What the task requires =>
Retype the whole listing, please, keeping every line exact and dropping the pictures.

Record list =>
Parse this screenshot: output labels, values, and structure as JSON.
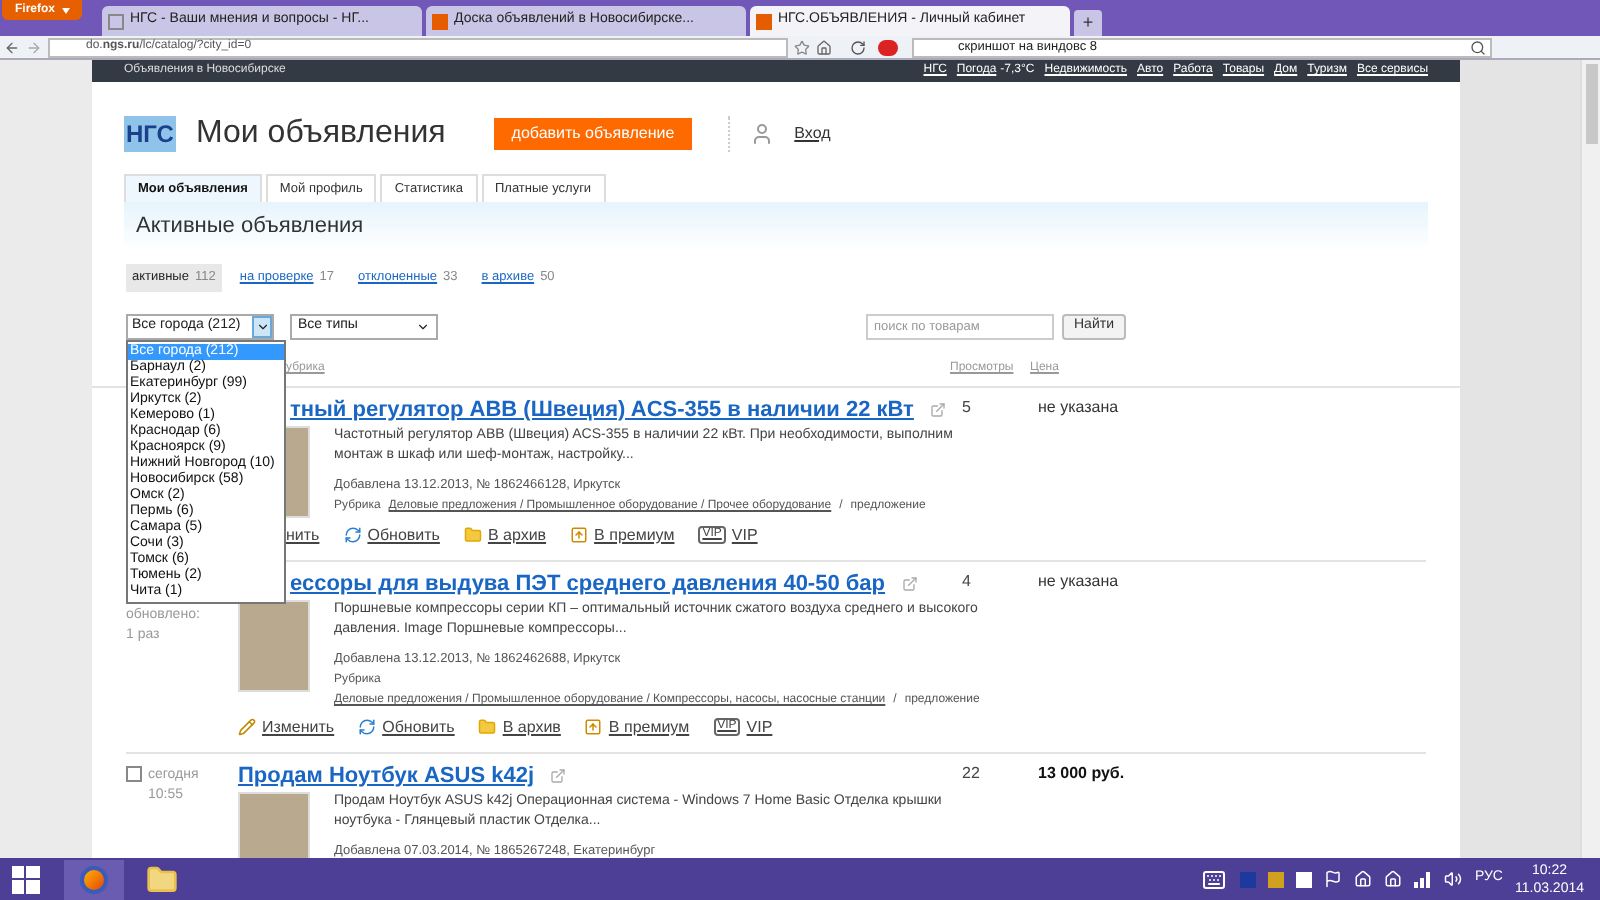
{
  "browser": {
    "menu_button": "Firefox",
    "tabs": [
      {
        "label": "НГС - Ваши мнения и вопросы - НГ...",
        "selected": false
      },
      {
        "label": "Доска объявлений в Новосибирске...",
        "selected": false
      },
      {
        "label": "НГС.ОБЪЯВЛЕНИЯ - Личный кабинет",
        "selected": true
      }
    ],
    "new_tab": "+",
    "url": "do.**ngs.ru**/lc/catalog/?city_id=0",
    "search": "скриншот на виндовс 8"
  },
  "site_bar": {
    "title": "Объявления в Новосибирске",
    "links": [
      {
        "label": "НГС"
      },
      {
        "label": "Погода",
        "note": "-7,3°C"
      },
      {
        "label": "Недвижимость"
      },
      {
        "label": "Авто"
      },
      {
        "label": "Работа"
      },
      {
        "label": "Товары"
      },
      {
        "label": "Дом"
      },
      {
        "label": "Туризм"
      },
      {
        "label": "Все сервисы"
      }
    ]
  },
  "header": {
    "logo": "НГС",
    "title": "Мои объявления",
    "add_button": "добавить объявление",
    "login": "Вход"
  },
  "tabs": [
    {
      "label": "Мои объявления",
      "selected": true
    },
    {
      "label": "Мой профиль",
      "selected": false
    },
    {
      "label": "Статистика",
      "selected": false
    },
    {
      "label": "Платные услуги",
      "selected": false
    }
  ],
  "section_title": "Активные объявления",
  "filters": [
    {
      "label": "активные",
      "count": "112",
      "selected": true
    },
    {
      "label": "на проверке",
      "count": "17",
      "selected": false
    },
    {
      "label": "отклоненные",
      "count": "33",
      "selected": false
    },
    {
      "label": "в архиве",
      "count": "50",
      "selected": false
    }
  ],
  "city_select": {
    "value": "Все города (212)",
    "expanded": true,
    "options": [
      {
        "label": "Все города (212)",
        "selected": true
      },
      {
        "label": "Барнаул (2)",
        "selected": false
      },
      {
        "label": "Екатеринбург (99)",
        "selected": false
      },
      {
        "label": "Иркутск (2)",
        "selected": false
      },
      {
        "label": "Кемерово (1)",
        "selected": false
      },
      {
        "label": "Краснодар (6)",
        "selected": false
      },
      {
        "label": "Красноярск (9)",
        "selected": false
      },
      {
        "label": "Нижний Новгород (10)",
        "selected": false
      },
      {
        "label": "Новосибирск (58)",
        "selected": false
      },
      {
        "label": "Омск (2)",
        "selected": false
      },
      {
        "label": "Пермь (6)",
        "selected": false
      },
      {
        "label": "Самара (5)",
        "selected": false
      },
      {
        "label": "Сочи (3)",
        "selected": false
      },
      {
        "label": "Томск (6)",
        "selected": false
      },
      {
        "label": "Тюмень (2)",
        "selected": false
      },
      {
        "label": "Чита (1)",
        "selected": false
      }
    ]
  },
  "type_select": {
    "value": "Все типы"
  },
  "search": {
    "placeholder": "поиск по товарам",
    "button": "Найти"
  },
  "columns": {
    "column_1": "убрика",
    "views": "Просмотры",
    "price": "Цена"
  },
  "listings": [
    {
      "title": "тный регулятор ABB (Швеция) ACS-355 в наличии 22 кВт",
      "description": "Частотный регулятор ABB (Швеция) ACS-355 в наличии 22 кВт. При необходимости, выполним монтаж в шкаф или шеф-монтаж, настройку...",
      "added": "Добавлена 13.12.2013, № 1862466128, Иркутск",
      "rubric_inline": true,
      "rubric_label": "Рубрика",
      "rubric_path": "Деловые предложения / Промышленное оборудование / Прочее оборудование",
      "rubric_separator": "/",
      "rubric_type": "предложение",
      "views": "5",
      "price": "не указана",
      "price_highlight": false,
      "actions": [
        {
          "kind": "edit",
          "label": "нить"
        },
        {
          "kind": "refresh",
          "label": "Обновить"
        },
        {
          "kind": "archive",
          "label": "В архив"
        },
        {
          "kind": "premium",
          "label": "В премиум"
        },
        {
          "kind": "vip",
          "label": "VIP",
          "badge": "VIP"
        }
      ]
    },
    {
      "meta": [
        "обновлено:",
        "1 раз"
      ],
      "title": "ессоры для выдува ПЭТ среднего давления 40-50 бар",
      "description": "Поршневые компрессоры серии КП – оптимальный источник сжатого воздуха среднего и высокого давления. Image Поршневые компрессоры...",
      "added": "Добавлена 13.12.2013, № 1862462688, Иркутск",
      "rubric_inline": false,
      "rubric_label": "Рубрика",
      "rubric_path": "Деловые предложения / Промышленное оборудование / Компрессоры, насосы, насосные станции",
      "rubric_separator": "/",
      "rubric_type": "предложение",
      "views": "4",
      "price": "не указана",
      "price_highlight": false,
      "actions": [
        {
          "kind": "edit",
          "label": "Изменить"
        },
        {
          "kind": "refresh",
          "label": "Обновить"
        },
        {
          "kind": "archive",
          "label": "В архив"
        },
        {
          "kind": "premium",
          "label": "В премиум"
        },
        {
          "kind": "vip",
          "label": "VIP",
          "badge": "VIP"
        }
      ]
    },
    {
      "checked": false,
      "meta": [
        "сегодня",
        "10:55"
      ],
      "title": "Продам Ноутбук ASUS k42j",
      "description": "Продам Ноутбук ASUS k42j Операционная система - Windows 7 Home Basic Отделка крышки ноутбука - Глянцевый пластик Отделка...",
      "added": "Добавлена 07.03.2014, № 1865267248, Екатеринбург",
      "views": "22",
      "price": "13 000 руб.",
      "price_highlight": true
    }
  ],
  "taskbar": {
    "language": "РУС",
    "time": "10:22",
    "date": "11.03.2014"
  }
}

Task result =>
Parse this screenshot: output labels, values, and structure as JSON.
{
  "browser": {
    "menu_button": "Firefox",
    "tabs": [
      {
        "label": "НГС - Ваши мнения и вопросы - НГ...",
        "selected": false
      },
      {
        "label": "Доска объявлений в Новосибирске...",
        "selected": false
      },
      {
        "label": "НГС.ОБЪЯВЛЕНИЯ - Личный кабинет",
        "selected": true
      }
    ],
    "new_tab": "+",
    "url": "do.**ngs.ru**/lc/catalog/?city_id=0",
    "search": "скриншот на виндовс 8"
  },
  "site_bar": {
    "title": "Объявления в Новосибирске",
    "links": [
      {
        "label": "НГС"
      },
      {
        "label": "Погода",
        "note": "-7,3°C"
      },
      {
        "label": "Недвижимость"
      },
      {
        "label": "Авто"
      },
      {
        "label": "Работа"
      },
      {
        "label": "Товары"
      },
      {
        "label": "Дом"
      },
      {
        "label": "Туризм"
      },
      {
        "label": "Все сервисы"
      }
    ]
  },
  "header": {
    "logo": "НГС",
    "title": "Мои объявления",
    "add_button": "добавить объявление",
    "login": "Вход"
  },
  "tabs": [
    {
      "label": "Мои объявления",
      "selected": true
    },
    {
      "label": "Мой профиль",
      "selected": false
    },
    {
      "label": "Статистика",
      "selected": false
    },
    {
      "label": "Платные услуги",
      "selected": false
    }
  ],
  "section_title": "Активные объявления",
  "filters": [
    {
      "label": "активные",
      "count": "112",
      "selected": true
    },
    {
      "label": "на проверке",
      "count": "17",
      "selected": false
    },
    {
      "label": "отклоненные",
      "count": "33",
      "selected": false
    },
    {
      "label": "в архиве",
      "count": "50",
      "selected": false
    }
  ],
  "city_select": {
    "value": "Все города (212)",
    "expanded": true,
    "options": [
      {
        "label": "Все города (212)",
        "selected": true
      },
      {
        "label": "Барнаул (2)",
        "selected": false
      },
      {
        "label": "Екатеринбург (99)",
        "selected": false
      },
      {
        "label": "Иркутск (2)",
        "selected": false
      },
      {
        "label": "Кемерово (1)",
        "selected": false
      },
      {
        "label": "Краснодар (6)",
        "selected": false
      },
      {
        "label": "Красноярск (9)",
        "selected": false
      },
      {
        "label": "Нижний Новгород (10)",
        "selected": false
      },
      {
        "label": "Новосибирск (58)",
        "selected": false
      },
      {
        "label": "Омск (2)",
        "selected": false
      },
      {
        "label": "Пермь (6)",
        "selected": false
      },
      {
        "label": "Самара (5)",
        "selected": false
      },
      {
        "label": "Сочи (3)",
        "selected": false
      },
      {
        "label": "Томск (6)",
        "selected": false
      },
      {
        "label": "Тюмень (2)",
        "selected": false
      },
      {
        "label": "Чита (1)",
        "selected": false
      }
    ]
  },
  "type_select": {
    "value": "Все типы"
  },
  "search": {
    "placeholder": "поиск по товарам",
    "button": "Найти"
  },
  "columns": {
    "column_1": "убрика",
    "views": "Просмотры",
    "price": "Цена"
  },
  "listings": [
    {
      "title": "тный регулятор ABB (Швеция) ACS-355 в наличии 22 кВт",
      "description": "Частотный регулятор ABB (Швеция) ACS-355 в наличии 22 кВт. При необходимости, выполним монтаж в шкаф или шеф-монтаж, настройку...",
      "added": "Добавлена 13.12.2013, № 1862466128, Иркутск",
      "rubric_inline": true,
      "rubric_label": "Рубрика",
      "rubric_path": "Деловые предложения / Промышленное оборудование / Прочее оборудование",
      "rubric_separator": "/",
      "rubric_type": "предложение",
      "views": "5",
      "price": "не указана",
      "price_highlight": false,
      "actions": [
        {
          "kind": "edit",
          "label": "нить"
        },
        {
          "kind": "refresh",
          "label": "Обновить"
        },
        {
          "kind": "archive",
          "label": "В архив"
        },
        {
          "kind": "premium",
          "label": "В премиум"
        },
        {
          "kind": "vip",
          "label": "VIP",
          "badge": "VIP"
        }
      ]
    },
    {
      "meta": [
        "обновлено:",
        "1 раз"
      ],
      "title": "ессоры для выдува ПЭТ среднего давления 40-50 бар",
      "description": "Поршневые компрессоры серии КП – оптимальный источник сжатого воздуха среднего и высокого давления. Image Поршневые компрессоры...",
      "added": "Добавлена 13.12.2013, № 1862462688, Иркутск",
      "rubric_inline": false,
      "rubric_label": "Рубрика",
      "rubric_path": "Деловые предложения / Промышленное оборудование / Компрессоры, насосы, насосные станции",
      "rubric_separator": "/",
      "rubric_type": "предложение",
      "views": "4",
      "price": "не указана",
      "price_highlight": false,
      "actions": [
        {
          "kind": "edit",
          "label": "Изменить"
        },
        {
          "kind": "refresh",
          "label": "Обновить"
        },
        {
          "kind": "archive",
          "label": "В архив"
        },
        {
          "kind": "premium",
          "label": "В премиум"
        },
        {
          "kind": "vip",
          "label": "VIP",
          "badge": "VIP"
        }
      ]
    },
    {
      "checked": false,
      "meta": [
        "сегодня",
        "10:55"
      ],
      "title": "Продам Ноутбук ASUS k42j",
      "description": "Продам Ноутбук ASUS k42j Операционная система - Windows 7 Home Basic Отделка крышки ноутбука - Глянцевый пластик Отделка...",
      "added": "Добавлена 07.03.2014, № 1865267248, Екатеринбург",
      "views": "22",
      "price": "13 000 руб.",
      "price_highlight": true
    }
  ],
  "taskbar": {
    "language": "РУС",
    "time": "10:22",
    "date": "11.03.2014"
  }
}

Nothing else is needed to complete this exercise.